(Items from a figure collection)
# # # # #

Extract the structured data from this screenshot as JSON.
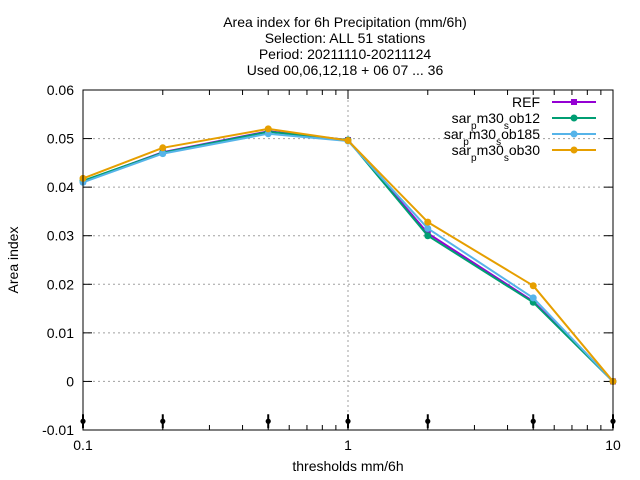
{
  "title_lines": [
    "Area index  for 6h Precipitation (mm/6h)",
    "Selection: ALL      51 stations",
    "Period: 20211110-20211124",
    "Used 00,06,12,18 + 06 07 ... 36"
  ],
  "chart_data": {
    "type": "line",
    "xlabel": "thresholds mm/6h",
    "ylabel": "Area index",
    "x_scale": "log",
    "xlim": [
      0.1,
      10
    ],
    "ylim": [
      -0.01,
      0.06
    ],
    "grid": true,
    "legend_position": "top-right",
    "x_ticks": [
      {
        "value": 0.1,
        "label": "0.1"
      },
      {
        "value": 1,
        "label": "1"
      },
      {
        "value": 10,
        "label": "10"
      }
    ],
    "y_ticks": [
      {
        "value": -0.01,
        "label": "-0.01"
      },
      {
        "value": 0,
        "label": "0"
      },
      {
        "value": 0.01,
        "label": "0.01"
      },
      {
        "value": 0.02,
        "label": "0.02"
      },
      {
        "value": 0.03,
        "label": "0.03"
      },
      {
        "value": 0.04,
        "label": "0.04"
      },
      {
        "value": 0.05,
        "label": "0.05"
      },
      {
        "value": 0.06,
        "label": "0.06"
      }
    ],
    "bottom_markers_x": [
      0.1,
      0.2,
      0.5,
      1,
      2,
      5,
      10
    ],
    "x": [
      0.1,
      0.2,
      0.5,
      1,
      2,
      5,
      10
    ],
    "series": [
      {
        "name": "REF",
        "color": "#9400d3",
        "marker": "square",
        "values": [
          0.0412,
          0.0472,
          0.0515,
          0.0497,
          0.0305,
          0.0165,
          0.0
        ]
      },
      {
        "name": "sar_pm30_sob12",
        "color": "#009e73",
        "marker": "circle",
        "values": [
          0.0413,
          0.0471,
          0.0514,
          0.0497,
          0.03,
          0.0163,
          0.0
        ]
      },
      {
        "name": "sar_pm30_sob185",
        "color": "#56b4e9",
        "marker": "circle",
        "values": [
          0.041,
          0.0469,
          0.051,
          0.0495,
          0.0315,
          0.0172,
          0.0
        ]
      },
      {
        "name": "sar_pm30_sob30",
        "color": "#e69f00",
        "marker": "circle",
        "values": [
          0.0418,
          0.0481,
          0.052,
          0.0496,
          0.0328,
          0.0197,
          0.0
        ]
      }
    ]
  }
}
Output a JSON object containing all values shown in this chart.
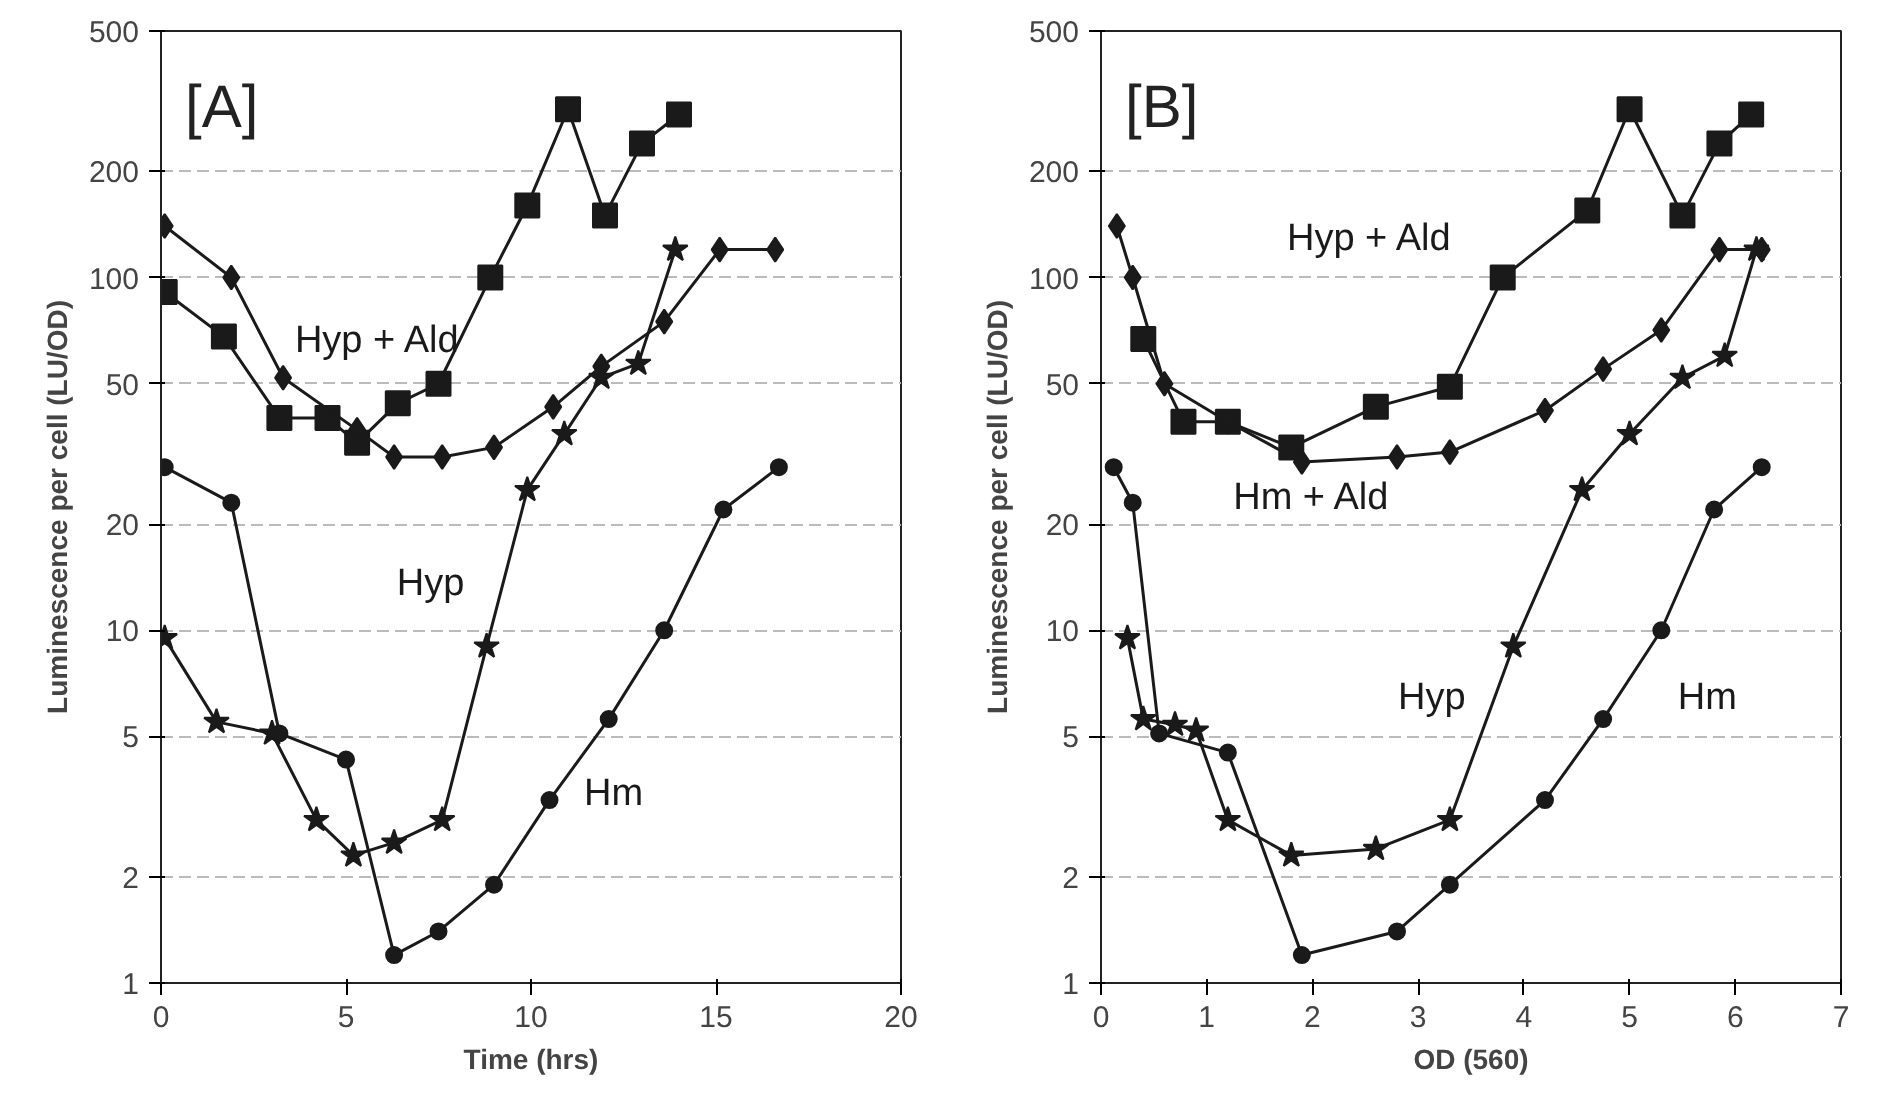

# # # # #

# TASK TO COMPLETE:
How many lines of these entries hold the string "index"? Answer with the number alone.

# SOLUTION TO THIS TASK:
2